▸ ACTIVITY 1: In the forum text on delaying university, copy the stretch from "I'm sure he's" through "for a year." word for word.
▸ ACTIVITY 2: List every university or group of universities named in the forum text on delaying university.

▸ TEXT PASSAGE:
══════════════════════════════

I'm sure he's very bright. However, if Oxbridge/London universities are his target, he really will benefit from an extra year before he goes. He'd find that lots of the people he meets there might even be 19 and will have done all kinds of different things in between school and university. Even if he doesn't fancy the idea of working for a whole year, could he go overseas to learn a new language or something? Do bear in mind that this additional kind of experience would also give him a more rounded university application, especially after the very academic hot-housing French approach. After a tough Bac and possible lots of prepas courses, he'd probably like a break, too.

So, unless he's going to study maths, really do encourage him to think about delaying entrance for a year.

goinggetstough Wed 05-Oct-11 11:58:37

I believe at some universities eg Bristol that students under 18 can only live in certain Halls probably for the same reasons Kritur mentioned earlier.

══════════════════════════════

▸ EXCERPTED RECORDS:
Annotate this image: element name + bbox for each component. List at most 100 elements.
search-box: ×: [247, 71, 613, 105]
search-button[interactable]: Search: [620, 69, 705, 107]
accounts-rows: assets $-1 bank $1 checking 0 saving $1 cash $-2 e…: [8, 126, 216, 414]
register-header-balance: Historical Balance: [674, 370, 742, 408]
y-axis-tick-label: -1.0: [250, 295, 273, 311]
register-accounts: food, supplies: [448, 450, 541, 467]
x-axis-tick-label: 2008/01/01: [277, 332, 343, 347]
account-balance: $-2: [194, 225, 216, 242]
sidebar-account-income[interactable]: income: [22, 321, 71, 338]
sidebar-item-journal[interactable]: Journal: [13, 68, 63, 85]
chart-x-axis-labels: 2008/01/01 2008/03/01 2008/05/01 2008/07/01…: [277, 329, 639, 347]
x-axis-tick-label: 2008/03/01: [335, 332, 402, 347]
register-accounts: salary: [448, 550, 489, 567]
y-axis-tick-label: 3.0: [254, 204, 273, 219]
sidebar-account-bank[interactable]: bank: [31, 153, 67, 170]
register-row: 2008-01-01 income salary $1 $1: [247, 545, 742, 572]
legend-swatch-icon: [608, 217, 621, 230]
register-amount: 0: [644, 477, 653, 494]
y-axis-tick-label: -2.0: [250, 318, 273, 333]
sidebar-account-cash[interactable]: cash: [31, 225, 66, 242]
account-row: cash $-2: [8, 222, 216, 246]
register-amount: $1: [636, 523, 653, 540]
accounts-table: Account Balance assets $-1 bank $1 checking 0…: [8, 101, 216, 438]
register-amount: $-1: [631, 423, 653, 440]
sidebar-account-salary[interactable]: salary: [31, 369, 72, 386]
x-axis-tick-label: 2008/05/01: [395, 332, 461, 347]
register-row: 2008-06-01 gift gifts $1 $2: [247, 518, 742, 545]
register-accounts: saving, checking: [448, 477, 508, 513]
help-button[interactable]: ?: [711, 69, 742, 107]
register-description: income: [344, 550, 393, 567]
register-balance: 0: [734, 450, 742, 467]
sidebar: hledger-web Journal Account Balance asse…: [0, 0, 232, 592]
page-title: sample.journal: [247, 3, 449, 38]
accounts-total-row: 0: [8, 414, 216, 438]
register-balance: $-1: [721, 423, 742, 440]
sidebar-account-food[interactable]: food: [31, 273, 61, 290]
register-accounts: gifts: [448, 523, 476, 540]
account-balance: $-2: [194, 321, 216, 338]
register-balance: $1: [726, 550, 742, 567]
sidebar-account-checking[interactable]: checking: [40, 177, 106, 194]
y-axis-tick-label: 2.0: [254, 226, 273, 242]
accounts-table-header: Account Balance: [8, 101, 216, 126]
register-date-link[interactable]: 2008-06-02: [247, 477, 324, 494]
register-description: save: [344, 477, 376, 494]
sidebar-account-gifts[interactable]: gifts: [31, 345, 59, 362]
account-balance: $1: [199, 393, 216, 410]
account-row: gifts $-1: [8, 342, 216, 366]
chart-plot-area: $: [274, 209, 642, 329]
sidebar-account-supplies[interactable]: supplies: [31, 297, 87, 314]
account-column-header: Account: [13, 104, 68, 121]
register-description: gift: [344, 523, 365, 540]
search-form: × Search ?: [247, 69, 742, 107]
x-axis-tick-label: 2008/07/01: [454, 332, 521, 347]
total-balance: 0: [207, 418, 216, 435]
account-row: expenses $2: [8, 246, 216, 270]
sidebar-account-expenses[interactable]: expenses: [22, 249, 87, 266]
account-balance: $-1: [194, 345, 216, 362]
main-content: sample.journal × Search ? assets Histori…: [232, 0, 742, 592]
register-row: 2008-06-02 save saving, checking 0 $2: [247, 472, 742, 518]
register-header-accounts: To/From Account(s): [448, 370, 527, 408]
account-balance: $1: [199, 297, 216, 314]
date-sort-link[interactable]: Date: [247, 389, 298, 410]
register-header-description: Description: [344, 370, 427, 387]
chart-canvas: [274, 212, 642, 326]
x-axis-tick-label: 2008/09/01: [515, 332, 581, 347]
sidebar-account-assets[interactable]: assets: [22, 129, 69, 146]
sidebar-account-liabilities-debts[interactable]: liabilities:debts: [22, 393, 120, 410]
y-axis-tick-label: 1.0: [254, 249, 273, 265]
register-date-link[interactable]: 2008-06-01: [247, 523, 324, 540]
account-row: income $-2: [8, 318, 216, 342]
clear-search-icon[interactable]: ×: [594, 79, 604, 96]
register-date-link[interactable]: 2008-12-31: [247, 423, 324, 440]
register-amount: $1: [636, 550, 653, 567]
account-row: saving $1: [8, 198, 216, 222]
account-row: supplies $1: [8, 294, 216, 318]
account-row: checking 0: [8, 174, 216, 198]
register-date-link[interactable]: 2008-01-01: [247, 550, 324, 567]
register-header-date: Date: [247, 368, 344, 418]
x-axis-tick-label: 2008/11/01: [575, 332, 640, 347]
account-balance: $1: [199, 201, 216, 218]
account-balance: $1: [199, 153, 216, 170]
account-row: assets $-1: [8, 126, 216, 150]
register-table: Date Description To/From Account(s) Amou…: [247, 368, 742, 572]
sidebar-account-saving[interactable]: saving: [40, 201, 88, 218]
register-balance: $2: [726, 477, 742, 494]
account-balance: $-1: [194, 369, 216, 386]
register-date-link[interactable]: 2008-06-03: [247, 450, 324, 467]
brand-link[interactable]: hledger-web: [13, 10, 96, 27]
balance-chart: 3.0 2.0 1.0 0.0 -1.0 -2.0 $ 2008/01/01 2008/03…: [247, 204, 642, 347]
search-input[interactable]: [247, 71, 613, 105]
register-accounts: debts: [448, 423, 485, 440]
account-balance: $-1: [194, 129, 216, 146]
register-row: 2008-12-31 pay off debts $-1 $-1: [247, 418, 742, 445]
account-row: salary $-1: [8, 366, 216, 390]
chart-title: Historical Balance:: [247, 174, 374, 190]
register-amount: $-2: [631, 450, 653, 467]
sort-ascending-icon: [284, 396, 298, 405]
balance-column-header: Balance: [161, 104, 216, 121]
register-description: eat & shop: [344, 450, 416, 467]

══════════════════════════════

▸ OUTPUT 1:
I'm sure he's very bright. However, if Oxbridge/London universities are his target, he really will benefit from an extra year before he goes. He'd find that lots of the people he meets there might even be 19 and will have done all kinds of different things in between school and university. Even if he doesn't fancy the idea of working for a whole year, could he go overseas to learn a new language or something? Do bear in mind that this additional kind of experience would also give him a more rounded university application, especially after the very academic hot-housing French approach. After a tough Bac and possible lots of prepas courses, he'd probably like a break, too.

So, unless he's going to study maths, really do encourage him to think about delaying entrance for a year.

▸ OUTPUT 2:
Oxbridge
London
Bristol